Recorded data

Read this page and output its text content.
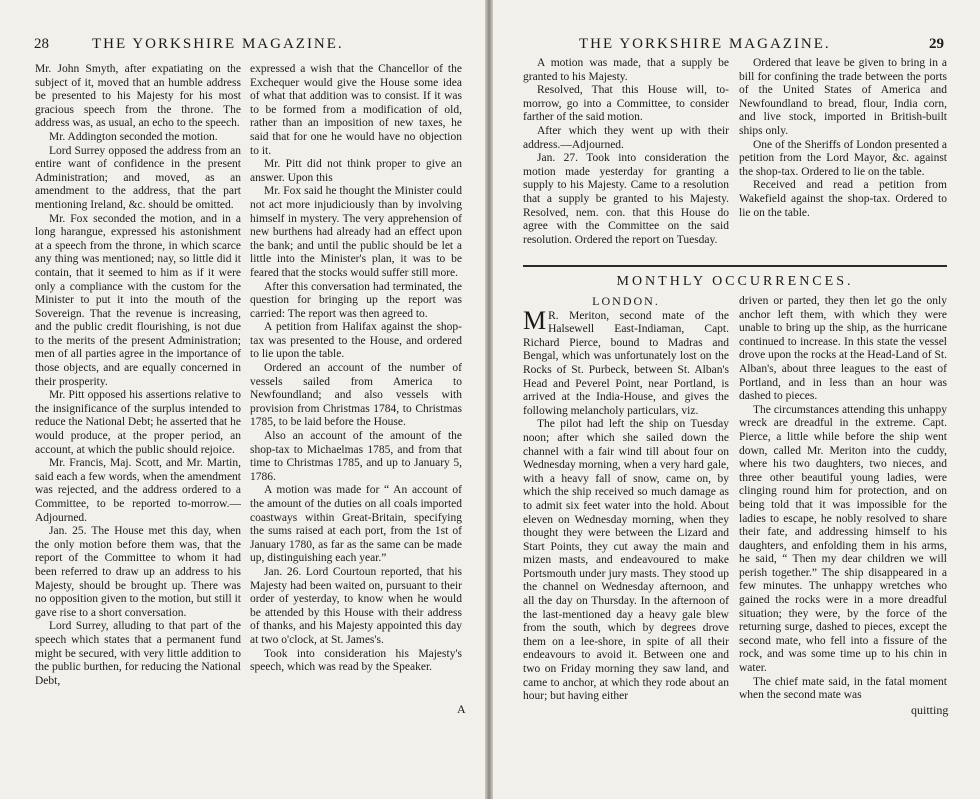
28	THE YORKSHIRE MAGAZINE.

Mr. John Smyth, after expatiating on the subject of it, moved that an humble address be presented to his Majesty for his most gracious speech from the throne. The address was, as usual, an echo to the speech.

Mr. Addington seconded the motion.

Lord Surrey opposed the address from an entire want of confidence in the present Administration; and moved, as an amendment to the address, that the part mentioning Ireland, &c. should be omitted.

Mr. Fox seconded the motion, and in a long harangue, expressed his astonishment at a speech from the throne, in which scarce any thing was mentioned; nay, so little did it contain, that it seemed to him as if it were only a compliance with the custom for the Minister to put it into the mouth of the Sovereign. That the revenue is increasing, and the public credit flourishing, is not due to the merits of the present Administration; men of all parties agree in the importance of those objects, and are equally concerned in their prosperity.

Mr. Pitt opposed his assertions relative to the insignificance of the surplus intended to reduce the National Debt; he asserted that he would produce, at the proper period, an account, at which the public should rejoice.

Mr. Francis, Maj. Scott, and Mr. Martin, said each a few words, when the amendment was rejected, and the address ordered to a Committee, to be reported to-morrow.—Adjourned.

Jan. 25. The House met this day, when the only motion before them was, that the report of the Committee to whom it had been referred to draw up an address to his Majesty, should be brought up. There was no opposition given to the motion, but still it gave rise to a short conversation.

Lord Surrey, alluding to that part of the speech which states that a permanent fund might be secured, with very little addition to the public burthen, for reducing the National Debt,

expressed a wish that the Chancellor of the Exchequer would give the House some idea of what that addition was to consist. If it was to be formed from a modification of old, rather than an imposition of new taxes, he said that for one he would have no objection to it.

Mr. Pitt did not think proper to give an answer. Upon this

Mr. Fox said he thought the Minister could not act more injudiciously than by involving himself in mystery. The very apprehension of new burthens had already had an effect upon the bank; and until the public should be let a little into the Minister's plan, it was to be feared that the stocks would suffer still more.

After this conversation had terminated, the question for bringing up the report was carried: The report was then agreed to.

A petition from Halifax against the shop-tax was presented to the House, and ordered to lie upon the table.

Ordered an account of the number of vessels sailed from America to Newfoundland; and also vessels with provision from Christmas 1784, to Christmas 1785, to be laid before the House.

Also an account of the amount of the shop-tax to Michaelmas 1785, and from that time to Christmas 1785, and up to January 5, 1786.

A motion was made for “ An account of the amount of the duties on all coals imported coastways within Great-Britain, specifying the sums raised at each port, from the 1st of January 1780, as far as the same can be made up, distinguishing each year.”

Jan. 26. Lord Courtoun reported, that his Majesty had been waited on, pursuant to their order of yesterday, to know when he would be attended by this House with their address of thanks, and his Majesty appointed this day at two o'clock, at St. James's.

Took into consideration his Majesty's speech, which was read by the Speaker.

A
THE YORKSHIRE MAGAZINE.	29

A motion was made, that a supply be granted to his Majesty.

Resolved, That this House will, to-morrow, go into a Committee, to consider farther of the said motion.

After which they went up with their address.—Adjourned.

Jan. 27. Took into consideration the motion made yesterday for granting a supply to his Majesty. Came to a resolution that a supply be granted to his Majesty. Resolved, nem. con. that this House do agree with the Committee on the said resolution. Ordered the report on Tuesday.

Ordered that leave be given to bring in a bill for confining the trade between the ports of the United States of America and Newfoundland to bread, flour, India corn, and live stock, imported in British-built ships only.

One of the Sheriffs of London presented a petition from the Lord Mayor, &c. against the shop-tax. Ordered to lie on the table.

Received and read a petition from Wakefield against the shop-tax. Ordered to lie on the table.

MONTHLY OCCURRENCES.
LONDON.

M R. Meriton, second mate of the Halsewell East-Indiaman, Capt. Richard Pierce, bound to Madras and Bengal, which was unfortunately lost on the Rocks of St. Purbeck, between St. Alban's Head and Peverel Point, near Portland, is arrived at the India-House, and gives the following melancholy particulars, viz.

The pilot had left the ship on Tuesday noon; after which she sailed down the channel with a fair wind till about four on Wednesday morning, when a very hard gale, with a heavy fall of snow, came on, by which the ship received so much damage as to admit six feet water into the hold. About eleven on Wednesday morning, when they thought they were between the Lizard and Start Points, they cut away the main and mizen masts, and endeavoured to make Portsmouth under jury masts. They stood up the channel on Wednesday afternoon, and all the day on Thursday. In the afternoon of the last-mentioned day a heavy gale blew from the south, which by degrees drove them on a lee-shore, in spite of all their endeavours to avoid it. Between one and two on Friday morning they saw land, and came to anchor, at which they rode about an hour; but having either

driven or parted, they then let go the only anchor left them, with which they were unable to bring up the ship, as the hurricane continued to increase. In this state the vessel drove upon the rocks at the Head-Land of St. Alban's, about three leagues to the east of Portland, and in less than an hour was dashed to pieces.

The circumstances attending this unhappy wreck are dreadful in the extreme. Capt. Pierce, a little while before the ship went down, called Mr. Meriton into the cuddy, where his two daughters, two nieces, and three other beautiful young ladies, were clinging round him for protection, and on being told that it was impossible for the ladies to escape, he nobly resolved to share their fate, and addressing himself to his daughters, and enfolding them in his arms, he said, “ Then my dear children we will perish together.” The ship disappeared in a few minutes. The unhappy wretches who gained the rocks were in a more dreadful situation; they were, by the force of the returning surge, dashed to pieces, except the second mate, who fell into a fissure of the rock, and was some time up to his chin in water.

The chief mate said, in the fatal moment when the second mate was

quitting
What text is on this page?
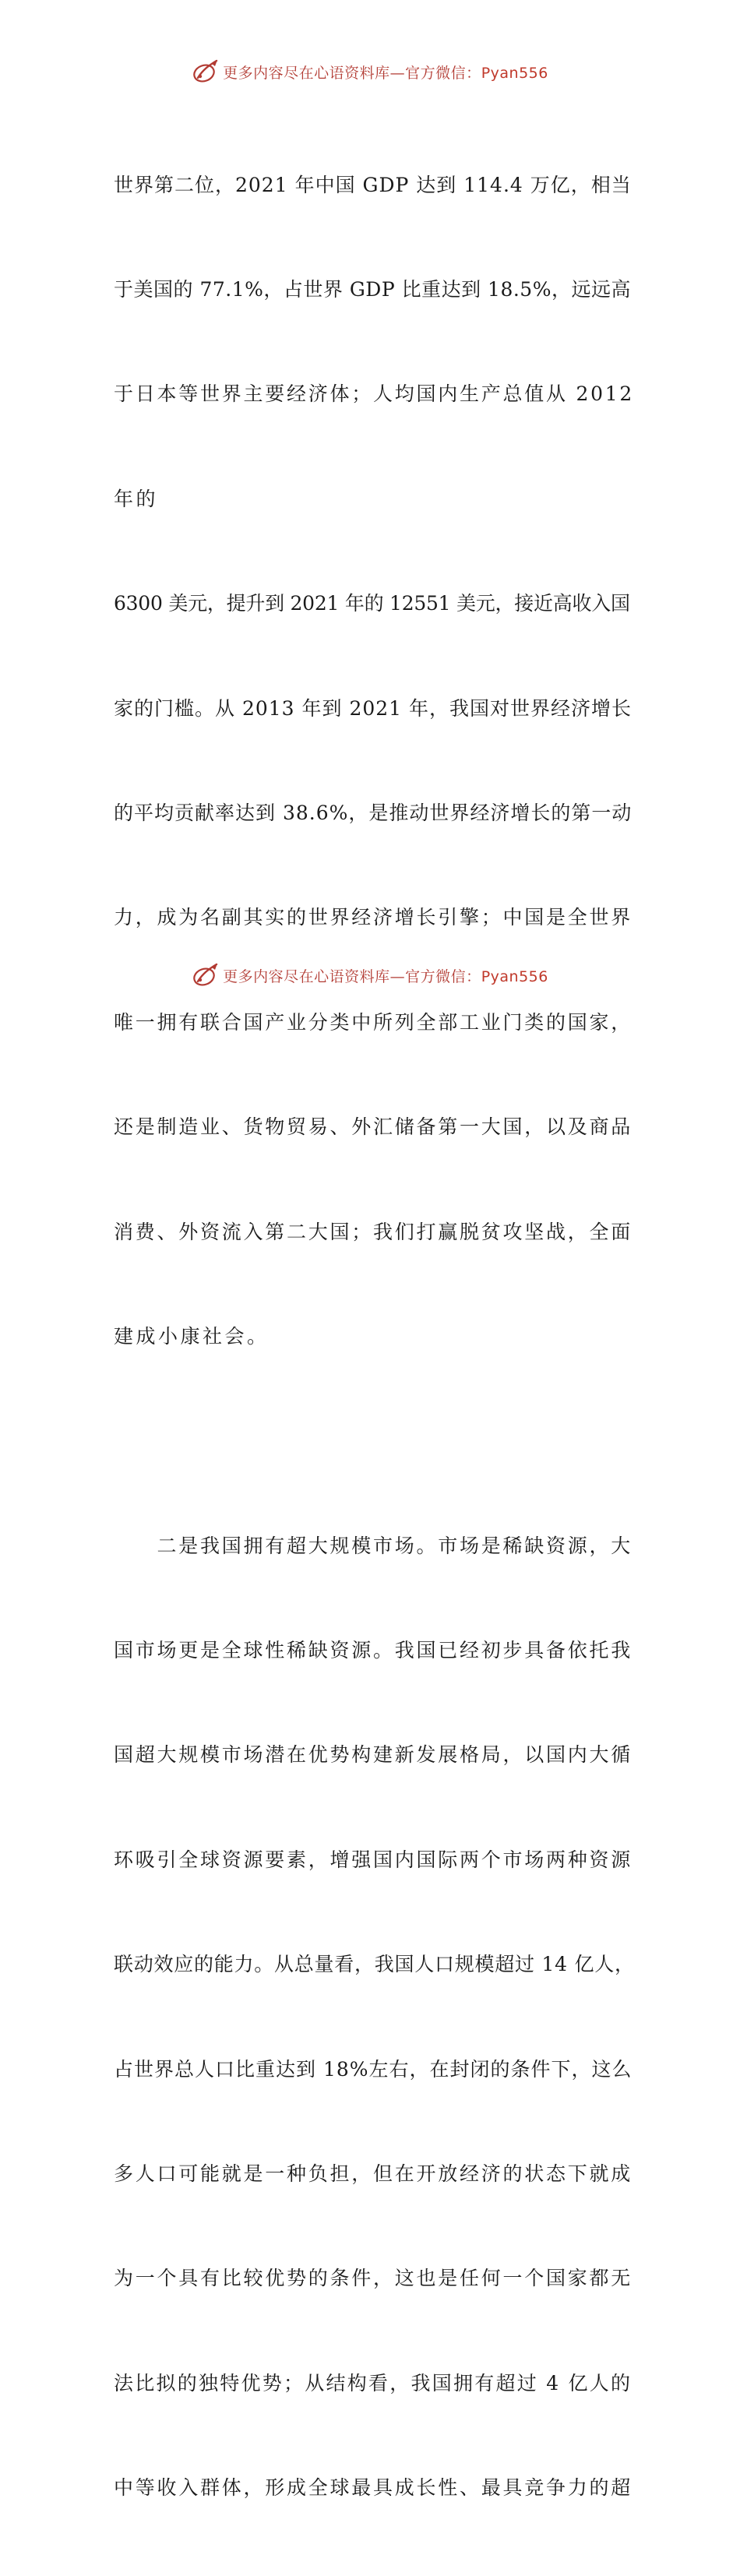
更多内容尽在心语资料库—官方微信：Pyan556

世界第二位，2021 年中国 GDP 达到 114.4 万亿，相当

于美国的 77.1%，占世界 GDP 比重达到 18.5%，远远高

于日本等世界主要经济体；人均国内生产总值从 2012

年的

6300 美元，提升到 2021 年的 12551 美元，接近高收入国

家的门槛。从 2013 年到 2021 年，我国对世界经济增长

的平均贡献率达到 38.6%，是推动世界经济增长的第一动

力，成为名副其实的世界经济增长引擎；中国是全世界

唯一拥有联合国产业分类中所列全部工业门类的国家，

还是制造业、货物贸易、外汇储备第一大国，以及商品

消费、外资流入第二大国；我们打赢脱贫攻坚战，全面

建成小康社会。

　　二是我国拥有超大规模市场。市场是稀缺资源，大

国市场更是全球性稀缺资源。我国已经初步具备依托我

国超大规模市场潜在优势构建新发展格局，以国内大循

环吸引全球资源要素，增强国内国际两个市场两种资源

联动效应的能力。从总量看，我国人口规模超过 14 亿人，

占世界总人口比重达到 18%左右，在封闭的条件下，这么

多人口可能就是一种负担，但在开放经济的状态下就成

为一个具有比较优势的条件，这也是任何一个国家都无

法比拟的独特优势；从结构看，我国拥有超过 4 亿人的

中等收入群体，形成全球最具成长性、最具竞争力的超

更多内容尽在心语资料库—官方微信：Pyan556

**Goal:** Retype the entries word for word. Omit any images.

**Full response:**
Read this page and output its text content.
28	THE YORKSHIRE MAGAZINE.

Mr. John Smyth, after expatiating on the subject of it, moved that an humble address be presented to his Majesty for his most gracious speech from the throne. The address was, as usual, an echo to the speech.

Mr. Addington seconded the motion.

Lord Surrey opposed the address from an entire want of confidence in the present Administration; and moved, as an amendment to the address, that the part mentioning Ireland, &c. should be omitted.

Mr. Fox seconded the motion, and in a long harangue, expressed his astonishment at a speech from the throne, in which scarce any thing was mentioned; nay, so little did it contain, that it seemed to him as if it were only a compliance with the custom for the Minister to put it into the mouth of the Sovereign. That the revenue is increasing, and the public credit flourishing, is not due to the merits of the present Administration; men of all parties agree in the importance of those objects, and are equally concerned in their prosperity.

Mr. Pitt opposed his assertions relative to the insignificance of the surplus intended to reduce the National Debt; he asserted that he would produce, at the proper period, an account, at which the public should rejoice.

Mr. Francis, Maj. Scott, and Mr. Martin, said each a few words, when the amendment was rejected, and the address ordered to a Committee, to be reported to-morrow.—Adjourned.

Jan. 25. The House met this day, when the only motion before them was, that the report of the Committee to whom it had been referred to draw up an address to his Majesty, should be brought up. There was no opposition given to the motion, but still it gave rise to a short conversation.

Lord Surrey, alluding to that part of the speech which states that a permanent fund might be secured, with very little addition to the public burthen, for reducing the National Debt,

expressed a wish that the Chancellor of the Exchequer would give the House some idea of what that addition was to consist. If it was to be formed from a modification of old, rather than an imposition of new taxes, he said that for one he would have no objection to it.

Mr. Pitt did not think proper to give an answer. Upon this

Mr. Fox said he thought the Minister could not act more injudiciously than by involving himself in mystery. The very apprehension of new burthens had already had an effect upon the bank; and until the public should be let a little into the Minister's plan, it was to be feared that the stocks would suffer still more.

After this conversation had terminated, the question for bringing up the report was carried: The report was then agreed to.

A petition from Halifax against the shop-tax was presented to the House, and ordered to lie upon the table.

Ordered an account of the number of vessels sailed from America to Newfoundland; and also vessels with provision from Christmas 1784, to Christmas 1785, to be laid before the House.

Also an account of the amount of the shop-tax to Michaelmas 1785, and from that time to Christmas 1785, and up to January 5, 1786.

A motion was made for “ An account of the amount of the duties on all coals imported coastways within Great-Britain, specifying the sums raised at each port, from the 1st of January 1780, as far as the same can be made up, distinguishing each year.”

Jan. 26. Lord Courtoun reported, that his Majesty had been waited on, pursuant to their order of yesterday, to know when he would be attended by this House with their address of thanks, and his Majesty appointed this day at two o'clock, at St. James's.

Took into consideration his Majesty's speech, which was read by the Speaker.

A
THE YORKSHIRE MAGAZINE.	29

A motion was made, that a supply be granted to his Majesty.

Resolved, That this House will, to-morrow, go into a Committee, to consider farther of the said motion.

After which they went up with their address.—Adjourned.

Jan. 27. Took into consideration the motion made yesterday for granting a supply to his Majesty. Came to a resolution that a supply be granted to his Majesty. Resolved, nem. con. that this House do agree with the Committee on the said resolution. Ordered the report on Tuesday.

Ordered that leave be given to bring in a bill for confining the trade between the ports of the United States of America and Newfoundland to bread, flour, India corn, and live stock, imported in British-built ships only.

One of the Sheriffs of London presented a petition from the Lord Mayor, &c. against the shop-tax. Ordered to lie on the table.

Received and read a petition from Wakefield against the shop-tax. Ordered to lie on the table.

MONTHLY OCCURRENCES.
LONDON.

M R. Meriton, second mate of the Halsewell East-Indiaman, Capt. Richard Pierce, bound to Madras and Bengal, which was unfortunately lost on the Rocks of St. Purbeck, between St. Alban's Head and Peverel Point, near Portland, is arrived at the India-House, and gives the following melancholy particulars, viz.

The pilot had left the ship on Tuesday noon; after which she sailed down the channel with a fair wind till about four on Wednesday morning, when a very hard gale, with a heavy fall of snow, came on, by which the ship received so much damage as to admit six feet water into the hold. About eleven on Wednesday morning, when they thought they were between the Lizard and Start Points, they cut away the main and mizen masts, and endeavoured to make Portsmouth under jury masts. They stood up the channel on Wednesday afternoon, and all the day on Thursday. In the afternoon of the last-mentioned day a heavy gale blew from the south, which by degrees drove them on a lee-shore, in spite of all their endeavours to avoid it. Between one and two on Friday morning they saw land, and came to anchor, at which they rode about an hour; but having either

driven or parted, they then let go the only anchor left them, with which they were unable to bring up the ship, as the hurricane continued to increase. In this state the vessel drove upon the rocks at the Head-Land of St. Alban's, about three leagues to the east of Portland, and in less than an hour was dashed to pieces.

The circumstances attending this unhappy wreck are dreadful in the extreme. Capt. Pierce, a little while before the ship went down, called Mr. Meriton into the cuddy, where his two daughters, two nieces, and three other beautiful young ladies, were clinging round him for protection, and on being told that it was impossible for the ladies to escape, he nobly resolved to share their fate, and addressing himself to his daughters, and enfolding them in his arms, he said, “ Then my dear children we will perish together.” The ship disappeared in a few minutes. The unhappy wretches who gained the rocks were in a more dreadful situation; they were, by the force of the returning surge, dashed to pieces, except the second mate, who fell into a fissure of the rock, and was some time up to his chin in water.

The chief mate said, in the fatal moment when the second mate was

quitting
What text is on this page?
更多内容尽在心语资料库—官方微信：Pyan556

世界第二位，2021 年中国 GDP 达到 114.4 万亿，相当

于美国的 77.1%，占世界 GDP 比重达到 18.5%，远远高

于日本等世界主要经济体；人均国内生产总值从 2012

年的

6300 美元，提升到 2021 年的 12551 美元，接近高收入国

家的门槛。从 2013 年到 2021 年，我国对世界经济增长

的平均贡献率达到 38.6%，是推动世界经济增长的第一动

力，成为名副其实的世界经济增长引擎；中国是全世界

唯一拥有联合国产业分类中所列全部工业门类的国家，

还是制造业、货物贸易、外汇储备第一大国，以及商品

消费、外资流入第二大国；我们打赢脱贫攻坚战，全面

建成小康社会。

　　二是我国拥有超大规模市场。市场是稀缺资源，大

国市场更是全球性稀缺资源。我国已经初步具备依托我

国超大规模市场潜在优势构建新发展格局，以国内大循

环吸引全球资源要素，增强国内国际两个市场两种资源

联动效应的能力。从总量看，我国人口规模超过 14 亿人，

占世界总人口比重达到 18%左右，在封闭的条件下，这么

多人口可能就是一种负担，但在开放经济的状态下就成

为一个具有比较优势的条件，这也是任何一个国家都无

法比拟的独特优势；从结构看，我国拥有超过 4 亿人的

中等收入群体，形成全球最具成长性、最具竞争力的超

更多内容尽在心语资料库—官方微信：Pyan556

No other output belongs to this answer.